* _Problem_: The answer must restate the records below word for word.

* _Input data_:
□ □ □
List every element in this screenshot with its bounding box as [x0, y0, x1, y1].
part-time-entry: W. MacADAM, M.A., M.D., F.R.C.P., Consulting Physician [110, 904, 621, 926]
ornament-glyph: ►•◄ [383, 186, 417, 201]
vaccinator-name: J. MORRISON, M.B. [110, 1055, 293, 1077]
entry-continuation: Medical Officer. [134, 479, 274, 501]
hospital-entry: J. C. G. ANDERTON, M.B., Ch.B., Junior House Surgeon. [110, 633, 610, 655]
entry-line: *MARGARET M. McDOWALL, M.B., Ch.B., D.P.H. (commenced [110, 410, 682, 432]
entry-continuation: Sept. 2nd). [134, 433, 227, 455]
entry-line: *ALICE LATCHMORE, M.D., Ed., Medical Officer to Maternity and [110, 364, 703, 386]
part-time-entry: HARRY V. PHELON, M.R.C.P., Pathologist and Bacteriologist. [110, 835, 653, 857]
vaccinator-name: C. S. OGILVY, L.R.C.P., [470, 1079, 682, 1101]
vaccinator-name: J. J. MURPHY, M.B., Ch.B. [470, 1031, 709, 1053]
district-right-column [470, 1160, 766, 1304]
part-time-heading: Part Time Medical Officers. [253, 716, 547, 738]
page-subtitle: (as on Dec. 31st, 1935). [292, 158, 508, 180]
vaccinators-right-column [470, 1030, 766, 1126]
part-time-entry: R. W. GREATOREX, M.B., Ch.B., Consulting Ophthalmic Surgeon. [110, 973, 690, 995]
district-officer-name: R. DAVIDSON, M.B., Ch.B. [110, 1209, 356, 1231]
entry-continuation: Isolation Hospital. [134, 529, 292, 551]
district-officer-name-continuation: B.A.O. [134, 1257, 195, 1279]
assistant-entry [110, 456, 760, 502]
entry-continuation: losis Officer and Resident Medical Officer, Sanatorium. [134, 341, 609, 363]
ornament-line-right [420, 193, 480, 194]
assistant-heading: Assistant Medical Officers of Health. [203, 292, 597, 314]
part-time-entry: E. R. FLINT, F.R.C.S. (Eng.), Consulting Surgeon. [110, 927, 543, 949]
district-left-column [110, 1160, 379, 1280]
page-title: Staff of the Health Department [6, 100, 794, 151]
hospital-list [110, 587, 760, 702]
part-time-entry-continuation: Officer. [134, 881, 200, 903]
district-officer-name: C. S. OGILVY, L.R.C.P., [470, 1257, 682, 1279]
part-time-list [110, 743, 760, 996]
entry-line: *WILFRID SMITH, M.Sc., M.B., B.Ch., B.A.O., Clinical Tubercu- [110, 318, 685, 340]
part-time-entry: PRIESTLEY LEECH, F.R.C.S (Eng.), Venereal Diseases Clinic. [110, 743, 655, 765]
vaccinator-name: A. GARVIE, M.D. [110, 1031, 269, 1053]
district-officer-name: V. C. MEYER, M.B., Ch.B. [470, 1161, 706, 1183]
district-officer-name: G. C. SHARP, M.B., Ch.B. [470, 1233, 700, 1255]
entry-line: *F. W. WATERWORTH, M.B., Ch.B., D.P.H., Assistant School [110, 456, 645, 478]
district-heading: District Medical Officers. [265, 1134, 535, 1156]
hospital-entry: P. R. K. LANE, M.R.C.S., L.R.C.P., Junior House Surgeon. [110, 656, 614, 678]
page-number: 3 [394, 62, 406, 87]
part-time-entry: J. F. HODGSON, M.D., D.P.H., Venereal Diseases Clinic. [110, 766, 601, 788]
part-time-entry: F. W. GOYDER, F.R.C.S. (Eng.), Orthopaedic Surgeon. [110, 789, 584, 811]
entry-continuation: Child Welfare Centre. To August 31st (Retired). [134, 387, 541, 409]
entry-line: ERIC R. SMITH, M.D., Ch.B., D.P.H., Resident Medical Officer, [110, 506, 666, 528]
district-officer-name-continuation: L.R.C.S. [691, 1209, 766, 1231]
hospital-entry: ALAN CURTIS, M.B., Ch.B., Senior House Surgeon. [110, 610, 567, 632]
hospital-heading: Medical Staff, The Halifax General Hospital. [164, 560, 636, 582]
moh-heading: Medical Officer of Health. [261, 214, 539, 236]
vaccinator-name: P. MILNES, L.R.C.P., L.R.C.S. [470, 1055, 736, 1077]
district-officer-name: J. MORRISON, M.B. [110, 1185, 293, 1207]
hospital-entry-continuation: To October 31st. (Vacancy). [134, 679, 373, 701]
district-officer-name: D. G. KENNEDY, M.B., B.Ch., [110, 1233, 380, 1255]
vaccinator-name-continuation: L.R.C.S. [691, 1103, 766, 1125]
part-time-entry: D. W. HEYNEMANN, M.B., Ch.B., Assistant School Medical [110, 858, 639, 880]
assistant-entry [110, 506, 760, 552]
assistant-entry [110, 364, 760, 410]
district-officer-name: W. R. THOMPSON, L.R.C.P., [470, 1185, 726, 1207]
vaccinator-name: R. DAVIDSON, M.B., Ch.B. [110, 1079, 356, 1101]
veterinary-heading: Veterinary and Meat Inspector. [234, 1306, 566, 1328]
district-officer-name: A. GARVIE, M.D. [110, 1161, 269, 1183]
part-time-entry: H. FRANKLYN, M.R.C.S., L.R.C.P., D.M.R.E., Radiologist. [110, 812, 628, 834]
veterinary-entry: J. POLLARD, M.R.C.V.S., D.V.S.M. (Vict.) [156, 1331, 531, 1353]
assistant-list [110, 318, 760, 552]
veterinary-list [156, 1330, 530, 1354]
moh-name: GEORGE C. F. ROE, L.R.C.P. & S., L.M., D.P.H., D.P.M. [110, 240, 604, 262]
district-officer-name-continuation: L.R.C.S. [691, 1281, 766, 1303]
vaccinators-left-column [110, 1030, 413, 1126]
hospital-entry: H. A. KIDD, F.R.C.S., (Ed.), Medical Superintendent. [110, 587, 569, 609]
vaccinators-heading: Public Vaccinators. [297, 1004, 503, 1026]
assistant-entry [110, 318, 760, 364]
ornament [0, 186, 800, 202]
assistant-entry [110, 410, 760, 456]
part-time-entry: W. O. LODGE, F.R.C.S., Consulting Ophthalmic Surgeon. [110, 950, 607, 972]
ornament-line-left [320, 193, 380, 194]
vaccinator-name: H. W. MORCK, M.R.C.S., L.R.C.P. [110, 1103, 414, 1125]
□ □ □
* _Finished exercise_:
List every element in this screenshot with its bounding box as [x0, y0, x1, y1].
part-time-entry: W. MacADAM, M.A., M.D., F.R.C.P., Consulting Physician [110, 904, 621, 926]
ornament-glyph: ►•◄ [383, 186, 417, 201]
vaccinator-name: J. MORRISON, M.B. [110, 1055, 293, 1077]
entry-continuation: Medical Officer. [134, 479, 274, 501]
hospital-entry: J. C. G. ANDERTON, M.B., Ch.B., Junior House Surgeon. [110, 633, 610, 655]
entry-line: *MARGARET M. McDOWALL, M.B., Ch.B., D.P.H. (commenced [110, 410, 682, 432]
entry-continuation: Sept. 2nd). [134, 433, 227, 455]
entry-line: *ALICE LATCHMORE, M.D., Ed., Medical Officer to Maternity and [110, 364, 703, 386]
part-time-entry: HARRY V. PHELON, M.R.C.P., Pathologist and Bacteriologist. [110, 835, 653, 857]
vaccinator-name: C. S. OGILVY, L.R.C.P., [470, 1079, 682, 1101]
vaccinator-name: J. J. MURPHY, M.B., Ch.B. [470, 1031, 709, 1053]
district-right-column [470, 1160, 766, 1304]
part-time-heading: Part Time Medical Officers. [253, 716, 547, 738]
page-subtitle: (as on Dec. 31st, 1935). [292, 158, 508, 180]
vaccinators-right-column [470, 1030, 766, 1126]
part-time-entry: R. W. GREATOREX, M.B., Ch.B., Consulting Ophthalmic Surgeon. [110, 973, 690, 995]
district-officer-name: R. DAVIDSON, M.B., Ch.B. [110, 1209, 356, 1231]
entry-continuation: Isolation Hospital. [134, 529, 292, 551]
district-officer-name-continuation: B.A.O. [134, 1257, 195, 1279]
assistant-entry [110, 456, 760, 502]
entry-continuation: losis Officer and Resident Medical Officer, Sanatorium. [134, 341, 609, 363]
ornament-line-right [420, 193, 480, 194]
assistant-heading: Assistant Medical Officers of Health. [203, 292, 597, 314]
part-time-entry: E. R. FLINT, F.R.C.S. (Eng.), Consulting Surgeon. [110, 927, 543, 949]
district-left-column [110, 1160, 379, 1280]
page-title: Staff of the Health Department [6, 100, 794, 151]
hospital-list [110, 587, 760, 702]
part-time-entry-continuation: Officer. [134, 881, 200, 903]
district-officer-name: C. S. OGILVY, L.R.C.P., [470, 1257, 682, 1279]
part-time-list [110, 743, 760, 996]
entry-line: *WILFRID SMITH, M.Sc., M.B., B.Ch., B.A.O., Clinical Tubercu- [110, 318, 685, 340]
part-time-entry: PRIESTLEY LEECH, F.R.C.S (Eng.), Venereal Diseases Clinic. [110, 743, 655, 765]
vaccinator-name: A. GARVIE, M.D. [110, 1031, 269, 1053]
district-officer-name: V. C. MEYER, M.B., Ch.B. [470, 1161, 706, 1183]
district-officer-name: G. C. SHARP, M.B., Ch.B. [470, 1233, 700, 1255]
entry-line: *F. W. WATERWORTH, M.B., Ch.B., D.P.H., Assistant School [110, 456, 645, 478]
district-heading: District Medical Officers. [265, 1134, 535, 1156]
hospital-entry: P. R. K. LANE, M.R.C.S., L.R.C.P., Junior House Surgeon. [110, 656, 614, 678]
page-number: 3 [394, 62, 406, 87]
part-time-entry: J. F. HODGSON, M.D., D.P.H., Venereal Diseases Clinic. [110, 766, 601, 788]
part-time-entry: F. W. GOYDER, F.R.C.S. (Eng.), Orthopaedic Surgeon. [110, 789, 584, 811]
entry-continuation: Child Welfare Centre. To August 31st (Retired). [134, 387, 541, 409]
entry-line: ERIC R. SMITH, M.D., Ch.B., D.P.H., Resident Medical Officer, [110, 506, 666, 528]
district-officer-name-continuation: L.R.C.S. [691, 1209, 766, 1231]
hospital-entry: ALAN CURTIS, M.B., Ch.B., Senior House Surgeon. [110, 610, 567, 632]
hospital-heading: Medical Staff, The Halifax General Hospital. [164, 560, 636, 582]
moh-heading: Medical Officer of Health. [261, 214, 539, 236]
vaccinator-name: P. MILNES, L.R.C.P., L.R.C.S. [470, 1055, 736, 1077]
district-officer-name: J. MORRISON, M.B. [110, 1185, 293, 1207]
hospital-entry-continuation: To October 31st. (Vacancy). [134, 679, 373, 701]
district-officer-name: D. G. KENNEDY, M.B., B.Ch., [110, 1233, 380, 1255]
vaccinator-name-continuation: L.R.C.S. [691, 1103, 766, 1125]
part-time-entry: D. W. HEYNEMANN, M.B., Ch.B., Assistant School Medical [110, 858, 639, 880]
assistant-entry [110, 506, 760, 552]
assistant-entry [110, 364, 760, 410]
district-officer-name: W. R. THOMPSON, L.R.C.P., [470, 1185, 726, 1207]
vaccinator-name: R. DAVIDSON, M.B., Ch.B. [110, 1079, 356, 1101]
veterinary-heading: Veterinary and Meat Inspector. [234, 1306, 566, 1328]
district-officer-name: A. GARVIE, M.D. [110, 1161, 269, 1183]
part-time-entry: H. FRANKLYN, M.R.C.S., L.R.C.P., D.M.R.E., Radiologist. [110, 812, 628, 834]
veterinary-entry: J. POLLARD, M.R.C.V.S., D.V.S.M. (Vict.) [156, 1331, 531, 1353]
assistant-list [110, 318, 760, 552]
veterinary-list [156, 1330, 530, 1354]
moh-name: GEORGE C. F. ROE, L.R.C.P. & S., L.M., D.P.H., D.P.M. [110, 240, 604, 262]
district-officer-name-continuation: L.R.C.S. [691, 1281, 766, 1303]
vaccinators-left-column [110, 1030, 413, 1126]
hospital-entry: H. A. KIDD, F.R.C.S., (Ed.), Medical Superintendent. [110, 587, 569, 609]
vaccinators-heading: Public Vaccinators. [297, 1004, 503, 1026]
assistant-entry [110, 318, 760, 364]
ornament [0, 186, 800, 202]
assistant-entry [110, 410, 760, 456]
part-time-entry: W. O. LODGE, F.R.C.S., Consulting Ophthalmic Surgeon. [110, 950, 607, 972]
ornament-line-left [320, 193, 380, 194]
vaccinator-name: H. W. MORCK, M.R.C.S., L.R.C.P. [110, 1103, 414, 1125]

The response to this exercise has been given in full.